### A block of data
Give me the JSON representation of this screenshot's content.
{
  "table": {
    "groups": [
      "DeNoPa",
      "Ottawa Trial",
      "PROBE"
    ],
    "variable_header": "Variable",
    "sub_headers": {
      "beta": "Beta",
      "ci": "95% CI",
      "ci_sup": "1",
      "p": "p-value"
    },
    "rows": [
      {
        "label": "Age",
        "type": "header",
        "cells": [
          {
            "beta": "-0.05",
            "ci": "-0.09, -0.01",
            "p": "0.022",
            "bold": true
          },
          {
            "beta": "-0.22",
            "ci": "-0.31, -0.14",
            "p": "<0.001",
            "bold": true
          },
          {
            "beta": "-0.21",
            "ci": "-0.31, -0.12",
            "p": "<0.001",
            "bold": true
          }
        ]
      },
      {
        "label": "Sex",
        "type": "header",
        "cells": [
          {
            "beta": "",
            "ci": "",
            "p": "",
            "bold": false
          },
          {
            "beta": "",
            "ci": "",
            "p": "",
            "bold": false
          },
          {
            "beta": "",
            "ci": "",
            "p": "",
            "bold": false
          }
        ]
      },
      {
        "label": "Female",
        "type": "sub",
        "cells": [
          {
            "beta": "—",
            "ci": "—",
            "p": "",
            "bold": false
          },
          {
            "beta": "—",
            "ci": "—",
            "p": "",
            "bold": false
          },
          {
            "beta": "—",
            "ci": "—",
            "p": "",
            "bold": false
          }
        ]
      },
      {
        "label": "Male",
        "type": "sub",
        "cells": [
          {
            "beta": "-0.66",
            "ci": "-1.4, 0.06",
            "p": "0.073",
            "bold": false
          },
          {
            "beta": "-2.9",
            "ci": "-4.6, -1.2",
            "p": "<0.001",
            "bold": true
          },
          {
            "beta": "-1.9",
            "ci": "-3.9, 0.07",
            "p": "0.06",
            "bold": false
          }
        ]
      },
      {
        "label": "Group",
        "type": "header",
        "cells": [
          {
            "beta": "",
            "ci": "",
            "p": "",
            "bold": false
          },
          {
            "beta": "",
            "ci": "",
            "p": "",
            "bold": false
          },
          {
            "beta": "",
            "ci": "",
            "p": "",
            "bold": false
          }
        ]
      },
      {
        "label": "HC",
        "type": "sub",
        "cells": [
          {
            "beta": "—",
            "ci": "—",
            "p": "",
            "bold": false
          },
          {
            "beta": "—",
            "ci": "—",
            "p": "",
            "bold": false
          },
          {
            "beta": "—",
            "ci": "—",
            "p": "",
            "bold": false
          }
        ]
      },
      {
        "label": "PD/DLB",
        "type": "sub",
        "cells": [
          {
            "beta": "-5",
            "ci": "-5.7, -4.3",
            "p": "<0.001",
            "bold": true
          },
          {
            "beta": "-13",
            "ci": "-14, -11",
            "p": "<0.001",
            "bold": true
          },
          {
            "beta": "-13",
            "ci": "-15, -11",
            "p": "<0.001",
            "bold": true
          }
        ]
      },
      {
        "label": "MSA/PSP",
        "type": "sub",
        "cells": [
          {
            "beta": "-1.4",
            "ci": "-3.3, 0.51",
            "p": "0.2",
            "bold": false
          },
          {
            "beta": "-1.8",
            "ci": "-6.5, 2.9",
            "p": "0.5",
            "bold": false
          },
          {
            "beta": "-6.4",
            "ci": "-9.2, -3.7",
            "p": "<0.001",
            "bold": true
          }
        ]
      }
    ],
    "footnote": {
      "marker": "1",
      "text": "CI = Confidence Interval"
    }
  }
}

==

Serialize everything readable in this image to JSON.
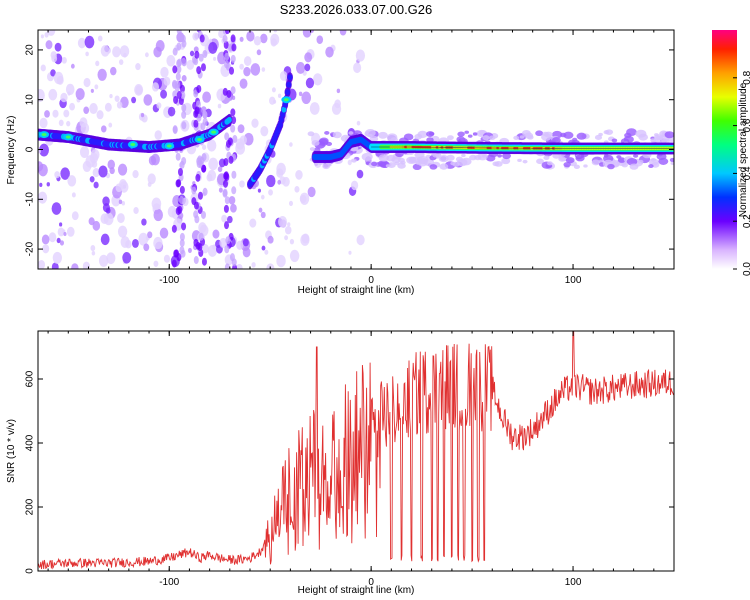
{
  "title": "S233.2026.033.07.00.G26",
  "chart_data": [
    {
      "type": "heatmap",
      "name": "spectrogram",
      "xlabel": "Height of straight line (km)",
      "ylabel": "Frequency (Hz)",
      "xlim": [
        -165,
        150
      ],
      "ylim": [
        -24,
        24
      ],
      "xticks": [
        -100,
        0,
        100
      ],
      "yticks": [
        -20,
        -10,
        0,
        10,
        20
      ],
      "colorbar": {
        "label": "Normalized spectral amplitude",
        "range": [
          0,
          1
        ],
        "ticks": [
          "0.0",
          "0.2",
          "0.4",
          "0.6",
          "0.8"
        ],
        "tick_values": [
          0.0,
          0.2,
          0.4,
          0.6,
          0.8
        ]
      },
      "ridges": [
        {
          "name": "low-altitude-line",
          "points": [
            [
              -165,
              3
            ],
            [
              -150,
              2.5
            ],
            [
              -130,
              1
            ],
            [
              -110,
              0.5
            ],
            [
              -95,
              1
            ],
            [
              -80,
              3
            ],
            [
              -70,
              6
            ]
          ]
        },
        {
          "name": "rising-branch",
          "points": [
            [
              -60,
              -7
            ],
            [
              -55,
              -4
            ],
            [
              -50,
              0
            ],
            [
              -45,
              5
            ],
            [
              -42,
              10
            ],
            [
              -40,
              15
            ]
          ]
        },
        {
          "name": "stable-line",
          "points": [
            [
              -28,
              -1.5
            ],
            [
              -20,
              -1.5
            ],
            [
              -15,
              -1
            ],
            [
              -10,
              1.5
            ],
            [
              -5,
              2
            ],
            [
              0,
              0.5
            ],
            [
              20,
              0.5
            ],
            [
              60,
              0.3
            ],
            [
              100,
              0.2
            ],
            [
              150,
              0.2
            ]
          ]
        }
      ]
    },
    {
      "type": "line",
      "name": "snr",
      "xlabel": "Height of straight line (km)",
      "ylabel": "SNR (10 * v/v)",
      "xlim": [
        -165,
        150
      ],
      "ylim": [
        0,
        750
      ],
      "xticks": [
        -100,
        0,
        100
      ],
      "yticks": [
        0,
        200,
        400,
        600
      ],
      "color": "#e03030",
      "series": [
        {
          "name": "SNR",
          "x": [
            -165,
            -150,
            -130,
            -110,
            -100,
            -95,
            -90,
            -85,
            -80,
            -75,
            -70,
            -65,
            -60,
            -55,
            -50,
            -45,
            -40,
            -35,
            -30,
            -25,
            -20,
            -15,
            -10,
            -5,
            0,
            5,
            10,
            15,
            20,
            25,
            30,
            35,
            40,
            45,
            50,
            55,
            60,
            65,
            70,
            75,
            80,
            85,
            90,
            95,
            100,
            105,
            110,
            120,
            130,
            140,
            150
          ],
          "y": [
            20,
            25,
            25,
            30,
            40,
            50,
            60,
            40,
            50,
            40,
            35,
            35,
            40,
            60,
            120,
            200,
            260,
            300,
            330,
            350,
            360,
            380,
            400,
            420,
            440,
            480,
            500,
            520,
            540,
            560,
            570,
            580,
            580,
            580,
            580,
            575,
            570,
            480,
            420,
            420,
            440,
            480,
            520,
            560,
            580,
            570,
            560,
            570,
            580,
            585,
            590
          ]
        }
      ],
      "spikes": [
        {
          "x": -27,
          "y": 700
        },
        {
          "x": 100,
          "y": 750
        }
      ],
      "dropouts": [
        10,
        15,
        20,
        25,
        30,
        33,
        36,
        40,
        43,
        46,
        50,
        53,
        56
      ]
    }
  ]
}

### Objective
Give the number of lines in the data that contain "name", with no other words.

### Answer to this problem
6